▶ _Instructions for the task_
All entries should be output exactly as they stand.

▶ _Working data_
·····
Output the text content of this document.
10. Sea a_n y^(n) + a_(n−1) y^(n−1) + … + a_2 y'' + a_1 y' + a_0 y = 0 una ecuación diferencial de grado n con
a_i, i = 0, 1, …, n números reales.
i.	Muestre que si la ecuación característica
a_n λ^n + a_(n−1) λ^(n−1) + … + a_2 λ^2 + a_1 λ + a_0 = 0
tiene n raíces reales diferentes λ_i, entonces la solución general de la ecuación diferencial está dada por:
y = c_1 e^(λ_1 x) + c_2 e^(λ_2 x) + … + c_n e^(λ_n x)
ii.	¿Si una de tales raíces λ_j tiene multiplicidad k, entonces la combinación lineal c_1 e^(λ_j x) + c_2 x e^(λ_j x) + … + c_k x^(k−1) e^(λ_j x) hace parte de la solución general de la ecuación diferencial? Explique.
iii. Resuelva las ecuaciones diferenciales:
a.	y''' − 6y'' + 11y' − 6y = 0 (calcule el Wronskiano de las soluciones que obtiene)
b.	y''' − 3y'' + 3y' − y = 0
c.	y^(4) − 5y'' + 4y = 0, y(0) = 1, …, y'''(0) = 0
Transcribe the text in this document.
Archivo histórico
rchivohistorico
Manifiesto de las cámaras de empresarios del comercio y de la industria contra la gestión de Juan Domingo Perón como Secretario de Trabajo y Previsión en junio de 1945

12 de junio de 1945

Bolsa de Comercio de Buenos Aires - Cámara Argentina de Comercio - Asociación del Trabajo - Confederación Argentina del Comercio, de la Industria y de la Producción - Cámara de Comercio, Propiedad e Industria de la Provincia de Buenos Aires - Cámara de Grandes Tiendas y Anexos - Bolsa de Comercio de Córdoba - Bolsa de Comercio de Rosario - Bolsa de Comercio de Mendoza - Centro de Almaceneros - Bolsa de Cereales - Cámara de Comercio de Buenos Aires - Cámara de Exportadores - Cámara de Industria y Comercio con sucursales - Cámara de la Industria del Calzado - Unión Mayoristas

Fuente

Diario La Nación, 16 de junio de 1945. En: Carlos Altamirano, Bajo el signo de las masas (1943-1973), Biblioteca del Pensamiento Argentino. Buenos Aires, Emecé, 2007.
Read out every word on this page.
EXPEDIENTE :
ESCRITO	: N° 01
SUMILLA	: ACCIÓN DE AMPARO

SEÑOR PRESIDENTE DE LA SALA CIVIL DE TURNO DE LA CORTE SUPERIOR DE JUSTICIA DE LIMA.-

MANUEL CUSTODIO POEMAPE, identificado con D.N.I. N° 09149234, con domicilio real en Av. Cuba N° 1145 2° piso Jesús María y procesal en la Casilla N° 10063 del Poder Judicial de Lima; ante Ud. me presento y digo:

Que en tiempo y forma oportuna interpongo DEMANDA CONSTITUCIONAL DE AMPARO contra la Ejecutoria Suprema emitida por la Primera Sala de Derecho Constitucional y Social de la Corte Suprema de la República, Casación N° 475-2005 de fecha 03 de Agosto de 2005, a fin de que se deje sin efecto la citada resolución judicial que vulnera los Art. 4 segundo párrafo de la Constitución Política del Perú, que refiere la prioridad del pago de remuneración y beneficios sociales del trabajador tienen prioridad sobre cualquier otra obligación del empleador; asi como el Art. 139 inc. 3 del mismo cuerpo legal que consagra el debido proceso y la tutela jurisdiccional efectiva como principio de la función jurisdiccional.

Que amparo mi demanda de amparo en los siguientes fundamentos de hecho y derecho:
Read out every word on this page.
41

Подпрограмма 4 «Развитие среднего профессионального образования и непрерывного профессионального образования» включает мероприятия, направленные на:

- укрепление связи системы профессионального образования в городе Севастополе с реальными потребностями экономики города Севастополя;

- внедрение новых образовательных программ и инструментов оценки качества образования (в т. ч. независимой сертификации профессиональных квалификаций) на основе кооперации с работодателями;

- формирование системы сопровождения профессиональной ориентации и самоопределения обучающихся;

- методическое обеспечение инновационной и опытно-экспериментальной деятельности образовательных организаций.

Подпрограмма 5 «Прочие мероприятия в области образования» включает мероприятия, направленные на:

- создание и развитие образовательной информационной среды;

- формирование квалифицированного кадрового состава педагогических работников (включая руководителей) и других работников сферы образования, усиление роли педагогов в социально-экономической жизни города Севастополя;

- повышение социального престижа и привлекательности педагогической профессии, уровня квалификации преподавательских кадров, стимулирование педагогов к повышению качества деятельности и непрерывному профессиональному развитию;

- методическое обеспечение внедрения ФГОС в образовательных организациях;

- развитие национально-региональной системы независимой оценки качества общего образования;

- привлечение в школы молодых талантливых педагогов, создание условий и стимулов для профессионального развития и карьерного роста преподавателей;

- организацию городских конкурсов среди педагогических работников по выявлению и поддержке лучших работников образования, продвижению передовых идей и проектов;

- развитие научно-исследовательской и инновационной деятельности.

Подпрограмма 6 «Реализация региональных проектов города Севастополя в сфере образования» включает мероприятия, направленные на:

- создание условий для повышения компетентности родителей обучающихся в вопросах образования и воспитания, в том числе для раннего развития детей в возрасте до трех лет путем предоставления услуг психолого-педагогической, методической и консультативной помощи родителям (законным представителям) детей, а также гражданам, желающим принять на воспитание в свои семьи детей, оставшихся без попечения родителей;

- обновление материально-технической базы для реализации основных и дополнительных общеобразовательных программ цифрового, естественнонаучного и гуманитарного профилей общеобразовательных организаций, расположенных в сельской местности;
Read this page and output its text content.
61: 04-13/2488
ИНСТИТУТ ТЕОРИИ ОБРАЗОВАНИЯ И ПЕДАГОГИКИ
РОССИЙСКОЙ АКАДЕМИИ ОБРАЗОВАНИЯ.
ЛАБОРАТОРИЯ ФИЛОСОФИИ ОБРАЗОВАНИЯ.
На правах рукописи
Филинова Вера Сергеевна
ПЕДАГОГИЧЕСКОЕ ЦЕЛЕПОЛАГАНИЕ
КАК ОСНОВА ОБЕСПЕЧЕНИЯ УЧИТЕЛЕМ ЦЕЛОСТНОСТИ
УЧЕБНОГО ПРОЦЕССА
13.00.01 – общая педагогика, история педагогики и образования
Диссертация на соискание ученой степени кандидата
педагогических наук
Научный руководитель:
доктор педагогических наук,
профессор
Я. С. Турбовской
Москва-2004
·····
▶ _Answer below_
Output the text content of this document.
10. Sea a_n y^(n) + a_(n−1) y^(n−1) + … + a_2 y'' + a_1 y' + a_0 y = 0 una ecuación diferencial de grado n con
a_i, i = 0, 1, …, n números reales.
i.	Muestre que si la ecuación característica
a_n λ^n + a_(n−1) λ^(n−1) + … + a_2 λ^2 + a_1 λ + a_0 = 0
tiene n raíces reales diferentes λ_i, entonces la solución general de la ecuación diferencial está dada por:
y = c_1 e^(λ_1 x) + c_2 e^(λ_2 x) + … + c_n e^(λ_n x)
ii.	¿Si una de tales raíces λ_j tiene multiplicidad k, entonces la combinación lineal c_1 e^(λ_j x) + c_2 x e^(λ_j x) + … + c_k x^(k−1) e^(λ_j x) hace parte de la solución general de la ecuación diferencial? Explique.
iii. Resuelva las ecuaciones diferenciales:
a.	y''' − 6y'' + 11y' − 6y = 0 (calcule el Wronskiano de las soluciones que obtiene)
b.	y''' − 3y'' + 3y' − y = 0
c.	y^(4) − 5y'' + 4y = 0, y(0) = 1, …, y'''(0) = 0
Transcribe the text in this document.
Archivo histórico
rchivohistorico
Manifiesto de las cámaras de empresarios del comercio y de la industria contra la gestión de Juan Domingo Perón como Secretario de Trabajo y Previsión en junio de 1945

12 de junio de 1945

Bolsa de Comercio de Buenos Aires - Cámara Argentina de Comercio - Asociación del Trabajo - Confederación Argentina del Comercio, de la Industria y de la Producción - Cámara de Comercio, Propiedad e Industria de la Provincia de Buenos Aires - Cámara de Grandes Tiendas y Anexos - Bolsa de Comercio de Córdoba - Bolsa de Comercio de Rosario - Bolsa de Comercio de Mendoza - Centro de Almaceneros - Bolsa de Cereales - Cámara de Comercio de Buenos Aires - Cámara de Exportadores - Cámara de Industria y Comercio con sucursales - Cámara de la Industria del Calzado - Unión Mayoristas

Fuente

Diario La Nación, 16 de junio de 1945. En: Carlos Altamirano, Bajo el signo de las masas (1943-1973), Biblioteca del Pensamiento Argentino. Buenos Aires, Emecé, 2007.
Read out every word on this page.
EXPEDIENTE :
ESCRITO	: N° 01
SUMILLA	: ACCIÓN DE AMPARO

SEÑOR PRESIDENTE DE LA SALA CIVIL DE TURNO DE LA CORTE SUPERIOR DE JUSTICIA DE LIMA.-

MANUEL CUSTODIO POEMAPE, identificado con D.N.I. N° 09149234, con domicilio real en Av. Cuba N° 1145 2° piso Jesús María y procesal en la Casilla N° 10063 del Poder Judicial de Lima; ante Ud. me presento y digo:

Que en tiempo y forma oportuna interpongo DEMANDA CONSTITUCIONAL DE AMPARO contra la Ejecutoria Suprema emitida por la Primera Sala de Derecho Constitucional y Social de la Corte Suprema de la República, Casación N° 475-2005 de fecha 03 de Agosto de 2005, a fin de que se deje sin efecto la citada resolución judicial que vulnera los Art. 4 segundo párrafo de la Constitución Política del Perú, que refiere la prioridad del pago de remuneración y beneficios sociales del trabajador tienen prioridad sobre cualquier otra obligación del empleador; asi como el Art. 139 inc. 3 del mismo cuerpo legal que consagra el debido proceso y la tutela jurisdiccional efectiva como principio de la función jurisdiccional.

Que amparo mi demanda de amparo en los siguientes fundamentos de hecho y derecho:
Read out every word on this page.
41

Подпрограмма 4 «Развитие среднего профессионального образования и непрерывного профессионального образования» включает мероприятия, направленные на:

- укрепление связи системы профессионального образования в городе Севастополе с реальными потребностями экономики города Севастополя;

- внедрение новых образовательных программ и инструментов оценки качества образования (в т. ч. независимой сертификации профессиональных квалификаций) на основе кооперации с работодателями;

- формирование системы сопровождения профессиональной ориентации и самоопределения обучающихся;

- методическое обеспечение инновационной и опытно-экспериментальной деятельности образовательных организаций.

Подпрограмма 5 «Прочие мероприятия в области образования» включает мероприятия, направленные на:

- создание и развитие образовательной информационной среды;

- формирование квалифицированного кадрового состава педагогических работников (включая руководителей) и других работников сферы образования, усиление роли педагогов в социально-экономической жизни города Севастополя;

- повышение социального престижа и привлекательности педагогической профессии, уровня квалификации преподавательских кадров, стимулирование педагогов к повышению качества деятельности и непрерывному профессиональному развитию;

- методическое обеспечение внедрения ФГОС в образовательных организациях;

- развитие национально-региональной системы независимой оценки качества общего образования;

- привлечение в школы молодых талантливых педагогов, создание условий и стимулов для профессионального развития и карьерного роста преподавателей;

- организацию городских конкурсов среди педагогических работников по выявлению и поддержке лучших работников образования, продвижению передовых идей и проектов;

- развитие научно-исследовательской и инновационной деятельности.

Подпрограмма 6 «Реализация региональных проектов города Севастополя в сфере образования» включает мероприятия, направленные на:

- создание условий для повышения компетентности родителей обучающихся в вопросах образования и воспитания, в том числе для раннего развития детей в возрасте до трех лет путем предоставления услуг психолого-педагогической, методической и консультативной помощи родителям (законным представителям) детей, а также гражданам, желающим принять на воспитание в свои семьи детей, оставшихся без попечения родителей;

- обновление материально-технической базы для реализации основных и дополнительных общеобразовательных программ цифрового, естественнонаучного и гуманитарного профилей общеобразовательных организаций, расположенных в сельской местности;
Read this page and output its text content.
61: 04-13/2488
ИНСТИТУТ ТЕОРИИ ОБРАЗОВАНИЯ И ПЕДАГОГИКИ
РОССИЙСКОЙ АКАДЕМИИ ОБРАЗОВАНИЯ.
ЛАБОРАТОРИЯ ФИЛОСОФИИ ОБРАЗОВАНИЯ.
На правах рукописи
Филинова Вера Сергеевна
ПЕДАГОГИЧЕСКОЕ ЦЕЛЕПОЛАГАНИЕ
КАК ОСНОВА ОБЕСПЕЧЕНИЯ УЧИТЕЛЕМ ЦЕЛОСТНОСТИ
УЧЕБНОГО ПРОЦЕССА
13.00.01 – общая педагогика, история педагогики и образования
Диссертация на соискание ученой степени кандидата
педагогических наук
Научный руководитель:
доктор педагогических наук,
профессор
Я. С. Турбовской
Москва-2004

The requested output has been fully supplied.